§ DIRECTION:
Write the listing out again, all of it, word for word.

§ MATERIAL SUPPLIED:
____
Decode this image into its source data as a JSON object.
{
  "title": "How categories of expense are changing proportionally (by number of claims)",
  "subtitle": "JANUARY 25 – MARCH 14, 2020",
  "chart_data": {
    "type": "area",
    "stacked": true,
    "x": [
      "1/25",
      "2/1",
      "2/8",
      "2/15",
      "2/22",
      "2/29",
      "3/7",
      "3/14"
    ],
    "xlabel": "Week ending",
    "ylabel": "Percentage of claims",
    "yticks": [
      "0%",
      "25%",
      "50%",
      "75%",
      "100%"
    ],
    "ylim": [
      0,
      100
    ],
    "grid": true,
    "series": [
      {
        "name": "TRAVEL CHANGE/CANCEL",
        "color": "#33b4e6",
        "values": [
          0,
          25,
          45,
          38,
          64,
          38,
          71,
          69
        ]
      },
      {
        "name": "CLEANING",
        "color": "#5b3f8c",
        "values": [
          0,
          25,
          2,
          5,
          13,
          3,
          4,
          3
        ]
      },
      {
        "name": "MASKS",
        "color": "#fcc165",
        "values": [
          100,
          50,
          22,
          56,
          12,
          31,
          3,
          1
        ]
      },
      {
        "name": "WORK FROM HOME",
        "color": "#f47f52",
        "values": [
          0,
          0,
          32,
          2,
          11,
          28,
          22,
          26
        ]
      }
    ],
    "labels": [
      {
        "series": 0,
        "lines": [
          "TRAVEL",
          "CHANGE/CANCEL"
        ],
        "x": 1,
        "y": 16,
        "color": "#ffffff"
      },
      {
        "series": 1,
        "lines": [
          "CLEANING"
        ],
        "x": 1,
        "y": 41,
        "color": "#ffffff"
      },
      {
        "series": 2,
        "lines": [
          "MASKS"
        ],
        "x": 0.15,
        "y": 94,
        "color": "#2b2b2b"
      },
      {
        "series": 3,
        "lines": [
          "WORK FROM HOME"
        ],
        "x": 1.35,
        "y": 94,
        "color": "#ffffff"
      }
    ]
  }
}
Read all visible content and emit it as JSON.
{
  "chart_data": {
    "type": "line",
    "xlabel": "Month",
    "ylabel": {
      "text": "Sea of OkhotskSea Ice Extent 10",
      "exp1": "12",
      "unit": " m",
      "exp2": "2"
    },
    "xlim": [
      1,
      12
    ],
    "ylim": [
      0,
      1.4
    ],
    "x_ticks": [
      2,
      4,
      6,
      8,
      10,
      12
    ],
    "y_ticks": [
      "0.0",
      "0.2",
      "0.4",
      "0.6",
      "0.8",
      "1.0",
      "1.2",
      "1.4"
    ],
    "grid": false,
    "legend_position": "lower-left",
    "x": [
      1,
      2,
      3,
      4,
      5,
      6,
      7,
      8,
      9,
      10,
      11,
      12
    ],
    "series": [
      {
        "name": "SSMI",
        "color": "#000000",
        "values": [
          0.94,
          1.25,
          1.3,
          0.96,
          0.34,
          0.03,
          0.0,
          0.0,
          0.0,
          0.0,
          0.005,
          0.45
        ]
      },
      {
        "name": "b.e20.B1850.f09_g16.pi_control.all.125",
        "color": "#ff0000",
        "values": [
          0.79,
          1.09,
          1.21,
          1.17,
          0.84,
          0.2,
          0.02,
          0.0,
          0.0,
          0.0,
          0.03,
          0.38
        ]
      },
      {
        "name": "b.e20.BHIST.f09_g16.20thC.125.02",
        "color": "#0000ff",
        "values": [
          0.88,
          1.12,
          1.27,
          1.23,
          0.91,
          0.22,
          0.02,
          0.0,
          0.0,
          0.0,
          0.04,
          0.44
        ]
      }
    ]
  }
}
____
§ ANSWER FOR THE TASK:
Decode this image into its source data as a JSON object.
{
  "title": "How categories of expense are changing proportionally (by number of claims)",
  "subtitle": "JANUARY 25 – MARCH 14, 2020",
  "chart_data": {
    "type": "area",
    "stacked": true,
    "x": [
      "1/25",
      "2/1",
      "2/8",
      "2/15",
      "2/22",
      "2/29",
      "3/7",
      "3/14"
    ],
    "xlabel": "Week ending",
    "ylabel": "Percentage of claims",
    "yticks": [
      "0%",
      "25%",
      "50%",
      "75%",
      "100%"
    ],
    "ylim": [
      0,
      100
    ],
    "grid": true,
    "series": [
      {
        "name": "TRAVEL CHANGE/CANCEL",
        "color": "#33b4e6",
        "values": [
          0,
          25,
          45,
          38,
          64,
          38,
          71,
          69
        ]
      },
      {
        "name": "CLEANING",
        "color": "#5b3f8c",
        "values": [
          0,
          25,
          2,
          5,
          13,
          3,
          4,
          3
        ]
      },
      {
        "name": "MASKS",
        "color": "#fcc165",
        "values": [
          100,
          50,
          22,
          56,
          12,
          31,
          3,
          1
        ]
      },
      {
        "name": "WORK FROM HOME",
        "color": "#f47f52",
        "values": [
          0,
          0,
          32,
          2,
          11,
          28,
          22,
          26
        ]
      }
    ],
    "labels": [
      {
        "series": 0,
        "lines": [
          "TRAVEL",
          "CHANGE/CANCEL"
        ],
        "x": 1,
        "y": 16,
        "color": "#ffffff"
      },
      {
        "series": 1,
        "lines": [
          "CLEANING"
        ],
        "x": 1,
        "y": 41,
        "color": "#ffffff"
      },
      {
        "series": 2,
        "lines": [
          "MASKS"
        ],
        "x": 0.15,
        "y": 94,
        "color": "#2b2b2b"
      },
      {
        "series": 3,
        "lines": [
          "WORK FROM HOME"
        ],
        "x": 1.35,
        "y": 94,
        "color": "#ffffff"
      }
    ]
  }
}
Read all visible content and emit it as JSON.
{
  "chart_data": {
    "type": "line",
    "xlabel": "Month",
    "ylabel": {
      "text": "Sea of OkhotskSea Ice Extent 10",
      "exp1": "12",
      "unit": " m",
      "exp2": "2"
    },
    "xlim": [
      1,
      12
    ],
    "ylim": [
      0,
      1.4
    ],
    "x_ticks": [
      2,
      4,
      6,
      8,
      10,
      12
    ],
    "y_ticks": [
      "0.0",
      "0.2",
      "0.4",
      "0.6",
      "0.8",
      "1.0",
      "1.2",
      "1.4"
    ],
    "grid": false,
    "legend_position": "lower-left",
    "x": [
      1,
      2,
      3,
      4,
      5,
      6,
      7,
      8,
      9,
      10,
      11,
      12
    ],
    "series": [
      {
        "name": "SSMI",
        "color": "#000000",
        "values": [
          0.94,
          1.25,
          1.3,
          0.96,
          0.34,
          0.03,
          0.0,
          0.0,
          0.0,
          0.0,
          0.005,
          0.45
        ]
      },
      {
        "name": "b.e20.B1850.f09_g16.pi_control.all.125",
        "color": "#ff0000",
        "values": [
          0.79,
          1.09,
          1.21,
          1.17,
          0.84,
          0.2,
          0.02,
          0.0,
          0.0,
          0.0,
          0.03,
          0.38
        ]
      },
      {
        "name": "b.e20.BHIST.f09_g16.20thC.125.02",
        "color": "#0000ff",
        "values": [
          0.88,
          1.12,
          1.27,
          1.23,
          0.91,
          0.22,
          0.02,
          0.0,
          0.0,
          0.0,
          0.04,
          0.44
        ]
      }
    ]
  }
}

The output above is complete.